--- Begin Items ---
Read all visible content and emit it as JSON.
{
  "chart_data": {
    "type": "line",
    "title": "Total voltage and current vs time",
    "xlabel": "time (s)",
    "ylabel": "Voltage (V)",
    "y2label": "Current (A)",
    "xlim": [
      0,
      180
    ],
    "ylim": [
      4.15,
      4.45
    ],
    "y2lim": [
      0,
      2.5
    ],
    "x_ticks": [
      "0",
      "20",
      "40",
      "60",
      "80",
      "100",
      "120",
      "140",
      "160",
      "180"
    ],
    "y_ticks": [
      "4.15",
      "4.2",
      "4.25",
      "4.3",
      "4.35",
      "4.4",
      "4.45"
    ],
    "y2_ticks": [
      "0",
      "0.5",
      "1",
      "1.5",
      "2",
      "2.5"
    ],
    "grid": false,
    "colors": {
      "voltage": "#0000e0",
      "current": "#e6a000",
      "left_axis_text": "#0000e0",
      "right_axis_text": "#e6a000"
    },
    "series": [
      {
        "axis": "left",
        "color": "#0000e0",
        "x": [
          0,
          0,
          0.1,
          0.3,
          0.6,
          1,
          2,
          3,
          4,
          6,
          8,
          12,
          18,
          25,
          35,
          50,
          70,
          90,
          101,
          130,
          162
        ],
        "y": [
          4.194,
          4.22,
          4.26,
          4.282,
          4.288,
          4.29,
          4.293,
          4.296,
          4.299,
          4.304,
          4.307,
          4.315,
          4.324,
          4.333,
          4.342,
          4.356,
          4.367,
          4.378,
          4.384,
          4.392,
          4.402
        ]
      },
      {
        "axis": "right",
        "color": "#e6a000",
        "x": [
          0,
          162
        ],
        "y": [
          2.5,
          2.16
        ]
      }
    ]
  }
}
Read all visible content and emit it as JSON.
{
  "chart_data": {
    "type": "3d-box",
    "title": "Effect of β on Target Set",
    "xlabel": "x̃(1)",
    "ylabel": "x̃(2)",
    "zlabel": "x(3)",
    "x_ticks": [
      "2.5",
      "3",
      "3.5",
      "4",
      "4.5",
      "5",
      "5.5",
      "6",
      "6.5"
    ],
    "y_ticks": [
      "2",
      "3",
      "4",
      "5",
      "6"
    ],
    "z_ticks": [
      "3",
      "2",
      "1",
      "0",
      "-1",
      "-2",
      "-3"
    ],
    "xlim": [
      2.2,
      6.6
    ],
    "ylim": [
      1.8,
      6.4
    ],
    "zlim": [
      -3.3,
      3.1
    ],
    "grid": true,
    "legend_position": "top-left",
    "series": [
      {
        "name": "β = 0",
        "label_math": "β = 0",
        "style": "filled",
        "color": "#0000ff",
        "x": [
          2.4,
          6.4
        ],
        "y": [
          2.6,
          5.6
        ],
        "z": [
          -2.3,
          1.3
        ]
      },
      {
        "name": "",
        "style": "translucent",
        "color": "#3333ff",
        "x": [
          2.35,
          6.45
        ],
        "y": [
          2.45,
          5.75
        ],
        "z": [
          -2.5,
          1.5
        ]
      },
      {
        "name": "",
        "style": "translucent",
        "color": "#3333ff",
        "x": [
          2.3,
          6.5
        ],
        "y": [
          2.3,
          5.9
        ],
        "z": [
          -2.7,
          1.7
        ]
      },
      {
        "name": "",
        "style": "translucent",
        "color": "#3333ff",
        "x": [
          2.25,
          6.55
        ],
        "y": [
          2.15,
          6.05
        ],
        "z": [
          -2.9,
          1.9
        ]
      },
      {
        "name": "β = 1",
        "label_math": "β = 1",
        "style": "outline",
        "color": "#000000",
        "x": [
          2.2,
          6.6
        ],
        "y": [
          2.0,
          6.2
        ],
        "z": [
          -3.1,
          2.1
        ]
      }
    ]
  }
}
--- End Items ---
### [Instructions for the task]
Can you restate every record above word for word?

### [Correct response]
Read all visible content and emit it as JSON.
{
  "chart_data": {
    "type": "line",
    "title": "Total voltage and current vs time",
    "xlabel": "time (s)",
    "ylabel": "Voltage (V)",
    "y2label": "Current (A)",
    "xlim": [
      0,
      180
    ],
    "ylim": [
      4.15,
      4.45
    ],
    "y2lim": [
      0,
      2.5
    ],
    "x_ticks": [
      "0",
      "20",
      "40",
      "60",
      "80",
      "100",
      "120",
      "140",
      "160",
      "180"
    ],
    "y_ticks": [
      "4.15",
      "4.2",
      "4.25",
      "4.3",
      "4.35",
      "4.4",
      "4.45"
    ],
    "y2_ticks": [
      "0",
      "0.5",
      "1",
      "1.5",
      "2",
      "2.5"
    ],
    "grid": false,
    "colors": {
      "voltage": "#0000e0",
      "current": "#e6a000",
      "left_axis_text": "#0000e0",
      "right_axis_text": "#e6a000"
    },
    "series": [
      {
        "axis": "left",
        "color": "#0000e0",
        "x": [
          0,
          0,
          0.1,
          0.3,
          0.6,
          1,
          2,
          3,
          4,
          6,
          8,
          12,
          18,
          25,
          35,
          50,
          70,
          90,
          101,
          130,
          162
        ],
        "y": [
          4.194,
          4.22,
          4.26,
          4.282,
          4.288,
          4.29,
          4.293,
          4.296,
          4.299,
          4.304,
          4.307,
          4.315,
          4.324,
          4.333,
          4.342,
          4.356,
          4.367,
          4.378,
          4.384,
          4.392,
          4.402
        ]
      },
      {
        "axis": "right",
        "color": "#e6a000",
        "x": [
          0,
          162
        ],
        "y": [
          2.5,
          2.16
        ]
      }
    ]
  }
}
Read all visible content and emit it as JSON.
{
  "chart_data": {
    "type": "3d-box",
    "title": "Effect of β on Target Set",
    "xlabel": "x̃(1)",
    "ylabel": "x̃(2)",
    "zlabel": "x(3)",
    "x_ticks": [
      "2.5",
      "3",
      "3.5",
      "4",
      "4.5",
      "5",
      "5.5",
      "6",
      "6.5"
    ],
    "y_ticks": [
      "2",
      "3",
      "4",
      "5",
      "6"
    ],
    "z_ticks": [
      "3",
      "2",
      "1",
      "0",
      "-1",
      "-2",
      "-3"
    ],
    "xlim": [
      2.2,
      6.6
    ],
    "ylim": [
      1.8,
      6.4
    ],
    "zlim": [
      -3.3,
      3.1
    ],
    "grid": true,
    "legend_position": "top-left",
    "series": [
      {
        "name": "β = 0",
        "label_math": "β = 0",
        "style": "filled",
        "color": "#0000ff",
        "x": [
          2.4,
          6.4
        ],
        "y": [
          2.6,
          5.6
        ],
        "z": [
          -2.3,
          1.3
        ]
      },
      {
        "name": "",
        "style": "translucent",
        "color": "#3333ff",
        "x": [
          2.35,
          6.45
        ],
        "y": [
          2.45,
          5.75
        ],
        "z": [
          -2.5,
          1.5
        ]
      },
      {
        "name": "",
        "style": "translucent",
        "color": "#3333ff",
        "x": [
          2.3,
          6.5
        ],
        "y": [
          2.3,
          5.9
        ],
        "z": [
          -2.7,
          1.7
        ]
      },
      {
        "name": "",
        "style": "translucent",
        "color": "#3333ff",
        "x": [
          2.25,
          6.55
        ],
        "y": [
          2.15,
          6.05
        ],
        "z": [
          -2.9,
          1.9
        ]
      },
      {
        "name": "β = 1",
        "label_math": "β = 1",
        "style": "outline",
        "color": "#000000",
        "x": [
          2.2,
          6.6
        ],
        "y": [
          2.0,
          6.2
        ],
        "z": [
          -3.1,
          2.1
        ]
      }
    ]
  }
}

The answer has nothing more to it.